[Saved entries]
----------------

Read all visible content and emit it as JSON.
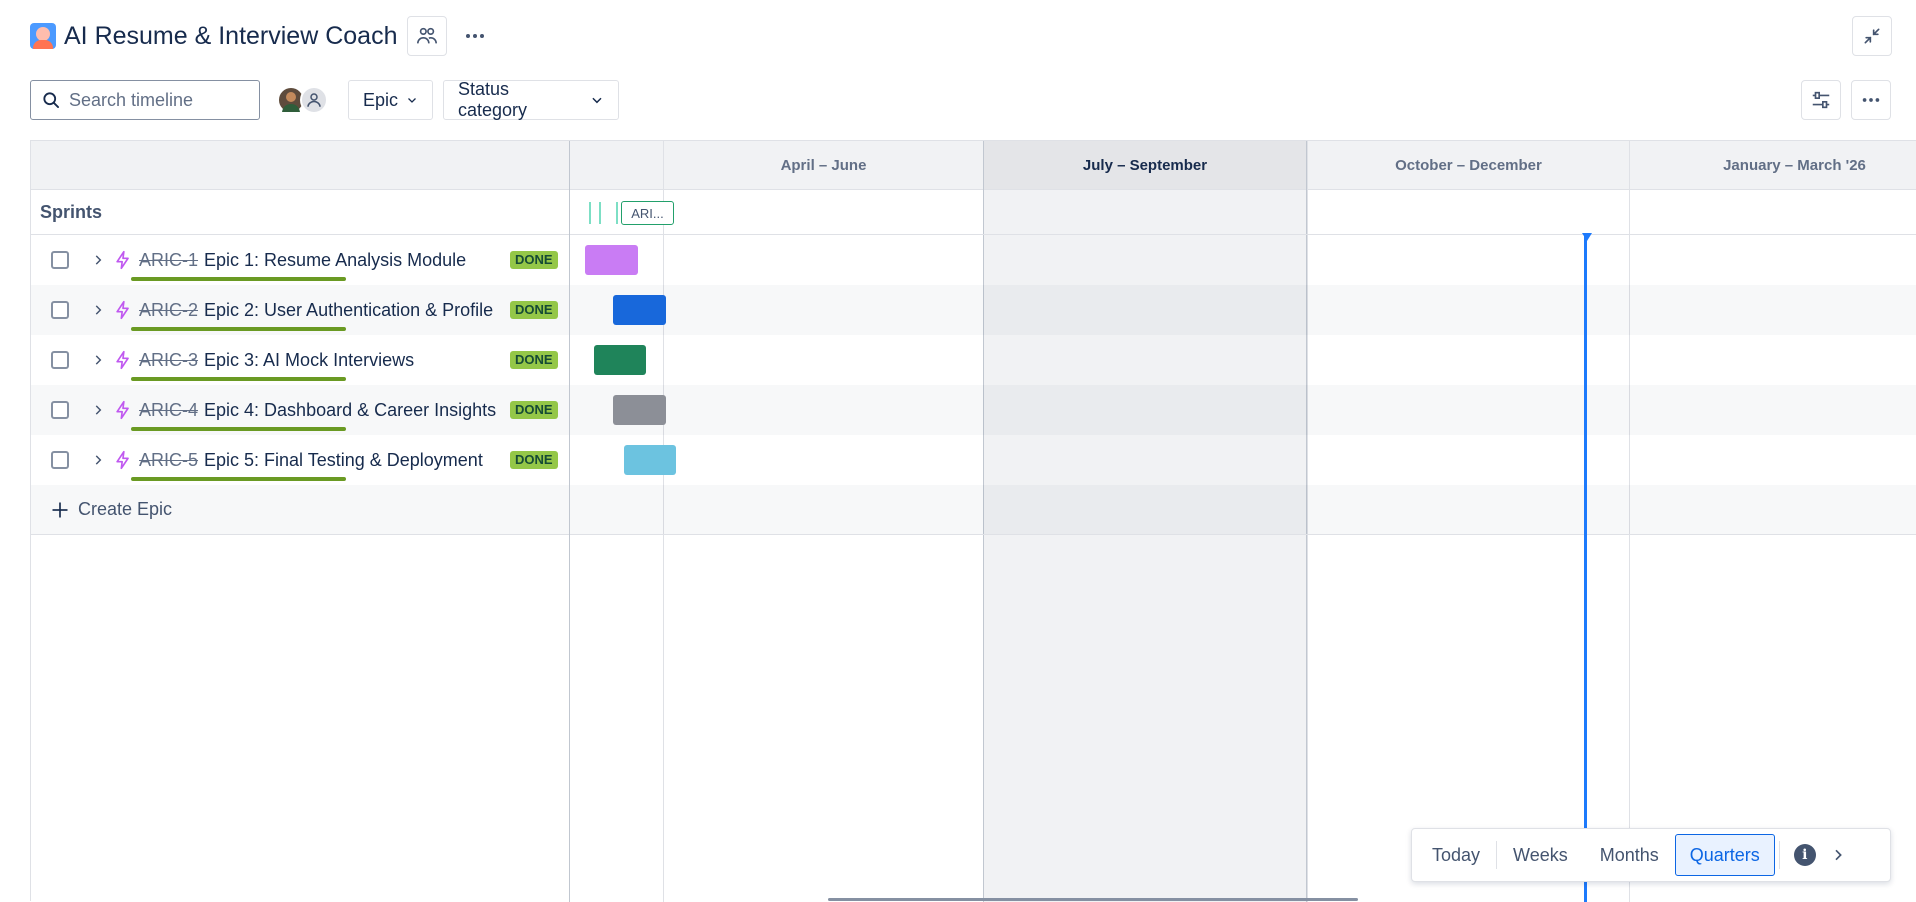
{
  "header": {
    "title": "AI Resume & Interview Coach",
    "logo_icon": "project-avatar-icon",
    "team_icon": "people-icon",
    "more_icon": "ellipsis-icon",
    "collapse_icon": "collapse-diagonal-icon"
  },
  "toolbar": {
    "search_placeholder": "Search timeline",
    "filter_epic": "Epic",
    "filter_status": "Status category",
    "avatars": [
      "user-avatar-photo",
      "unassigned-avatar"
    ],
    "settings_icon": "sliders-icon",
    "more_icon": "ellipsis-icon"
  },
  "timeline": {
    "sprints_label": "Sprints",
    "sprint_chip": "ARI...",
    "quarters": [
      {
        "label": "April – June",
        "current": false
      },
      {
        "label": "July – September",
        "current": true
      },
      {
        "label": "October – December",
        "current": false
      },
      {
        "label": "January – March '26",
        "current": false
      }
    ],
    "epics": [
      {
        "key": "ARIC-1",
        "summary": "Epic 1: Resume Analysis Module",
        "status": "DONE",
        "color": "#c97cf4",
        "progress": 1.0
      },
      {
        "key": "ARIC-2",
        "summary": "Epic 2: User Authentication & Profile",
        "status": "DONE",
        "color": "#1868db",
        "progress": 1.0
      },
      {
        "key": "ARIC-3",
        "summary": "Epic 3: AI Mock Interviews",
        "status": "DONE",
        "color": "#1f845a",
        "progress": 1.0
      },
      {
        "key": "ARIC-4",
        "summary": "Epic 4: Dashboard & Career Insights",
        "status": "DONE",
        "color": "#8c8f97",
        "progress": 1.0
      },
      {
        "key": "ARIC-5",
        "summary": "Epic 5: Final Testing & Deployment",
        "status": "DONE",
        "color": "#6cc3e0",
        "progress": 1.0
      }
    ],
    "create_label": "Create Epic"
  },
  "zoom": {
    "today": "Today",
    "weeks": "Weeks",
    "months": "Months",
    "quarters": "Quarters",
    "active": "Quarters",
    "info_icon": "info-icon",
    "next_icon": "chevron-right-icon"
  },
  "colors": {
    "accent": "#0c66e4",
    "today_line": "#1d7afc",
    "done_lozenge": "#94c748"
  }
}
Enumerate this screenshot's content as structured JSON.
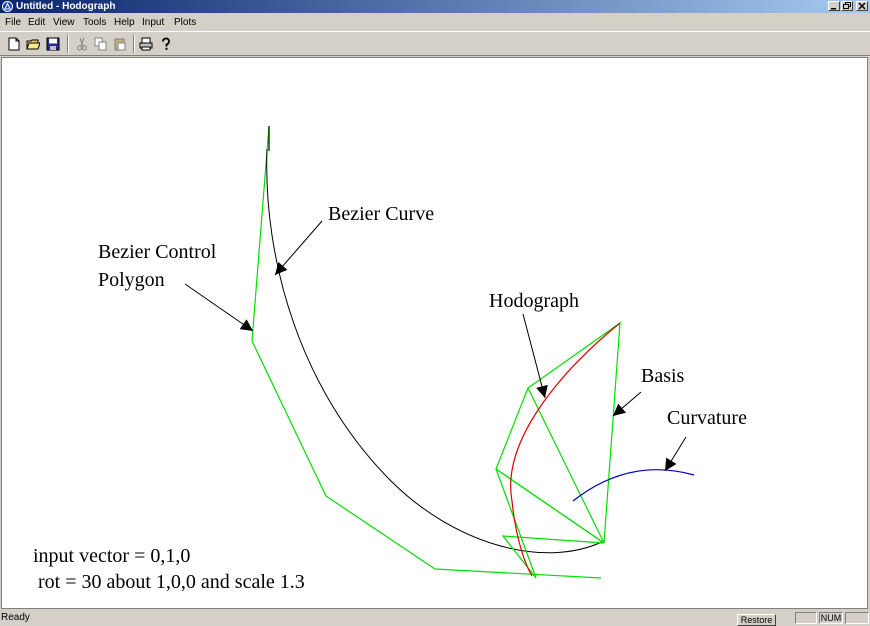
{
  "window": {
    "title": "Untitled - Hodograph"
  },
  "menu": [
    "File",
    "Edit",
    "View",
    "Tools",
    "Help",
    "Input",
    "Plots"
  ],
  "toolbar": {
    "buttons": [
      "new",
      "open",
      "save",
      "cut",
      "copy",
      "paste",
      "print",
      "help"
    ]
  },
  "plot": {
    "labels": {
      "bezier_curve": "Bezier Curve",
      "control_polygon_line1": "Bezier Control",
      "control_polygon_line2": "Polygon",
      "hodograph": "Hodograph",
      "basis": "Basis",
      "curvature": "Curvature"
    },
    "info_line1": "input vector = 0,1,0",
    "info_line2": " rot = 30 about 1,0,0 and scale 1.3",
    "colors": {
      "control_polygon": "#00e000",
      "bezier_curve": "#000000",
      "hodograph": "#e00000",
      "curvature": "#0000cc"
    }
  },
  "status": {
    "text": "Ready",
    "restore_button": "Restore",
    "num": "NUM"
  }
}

----------------

Only a number is wanted: how many lines of the material include the word "summary".

**FULL ANSWER:**
5